- [Problem] Check each line of the data for "Standort" and select those that have it.
— START —
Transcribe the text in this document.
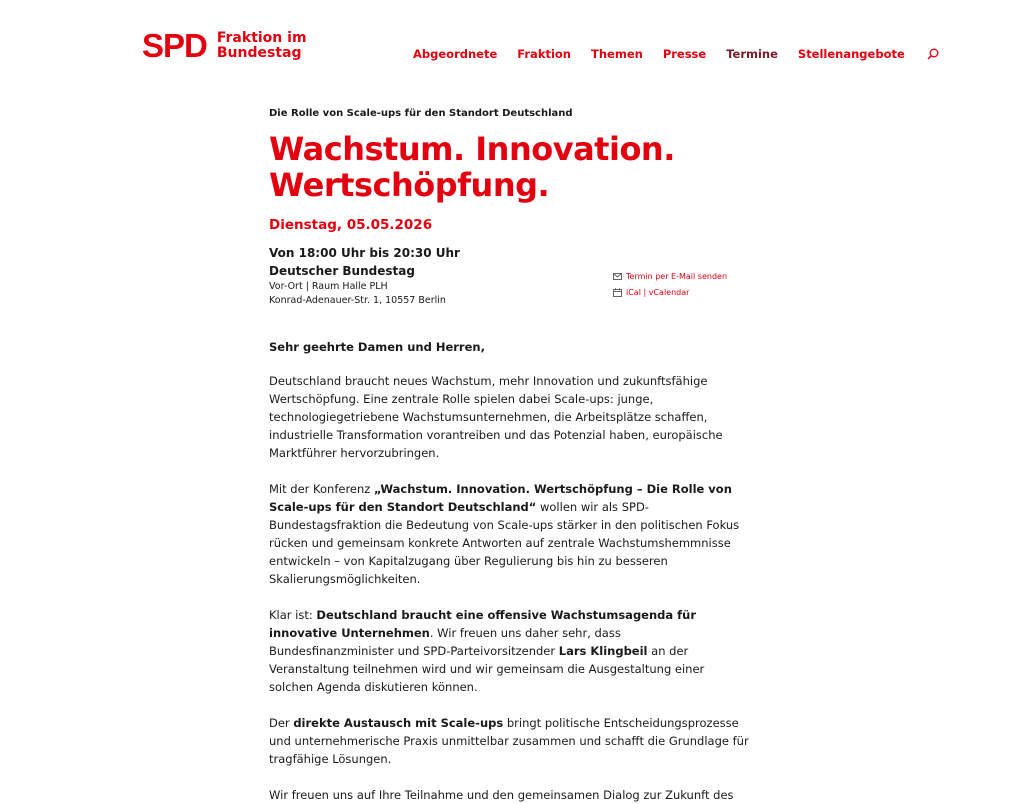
SPD Fraktion im
Bundestag	Abgeordnete Fraktion Themen Presse Termine Stellenangebote

Die Rolle von Scale-ups für den Standort Deutschland

Wachstum. Innovation.
Wertschöpfung.
Dienstag, 05.05.2026
Von 18:00 Uhr bis 20:30 Uhr
Deutscher Bundestag
Vor-Ort | Raum Halle PLH
Konrad-Adenauer-Str. 1, 10557 Berlin
Termin per E-Mail senden
iCal | vCalendar
Sehr geehrte Damen und Herren,

Deutschland braucht neues Wachstum, mehr Innovation und zukunftsfähige Wertschöpfung. Eine zentrale Rolle spielen dabei Scale-ups: junge, technologiegetriebene Wachstumsunternehmen, die Arbeitsplätze schaffen, industrielle Transformation vorantreiben und das Potenzial haben, europäische Marktführer hervorzubringen.

Mit der Konferenz „Wachstum. Innovation. Wertschöpfung – Die Rolle von Scale-ups für den Standort Deutschland“ wollen wir als SPD-Bundestagsfraktion die Bedeutung von Scale-ups stärker in den politischen Fokus rücken und gemeinsam konkrete Antworten auf zentrale Wachstumshemmnisse entwickeln – von Kapitalzugang über Regulierung bis hin zu besseren Skalierungsmöglichkeiten.

Klar ist: Deutschland braucht eine offensive Wachstumsagenda für innovative Unternehmen. Wir freuen uns daher sehr, dass Bundesfinanzminister und SPD-Parteivorsitzender Lars Klingbeil an der Veranstaltung teilnehmen wird und wir gemeinsam die Ausgestaltung einer solchen Agenda diskutieren können.

Der direkte Austausch mit Scale-ups bringt politische Entscheidungsprozesse und unternehmerische Praxis unmittelbar zusammen und schafft die Grundlage für tragfähige Lösungen.

Wir freuen uns auf Ihre Teilnahme und den gemeinsamen Dialog zur Zukunft des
— END —
- [Completed task]
Die Rolle von Scale-ups für den Standort Deutschland
Mit der Konferenz „Wachstum. Innovation. Wertschöpfung – Die Rolle von Scale-ups für den Standort Deutschland“ wollen wir als SPD-Bundestagsfraktion die Bedeutung von Scale-ups stärker in den politischen Fokus rücken und gemeinsam konkrete Antworten auf zentrale Wachstumshemmnisse entwickeln – von Kapitalzugang über Regulierung bis hin zu besseren Skalierungsmöglichkeiten.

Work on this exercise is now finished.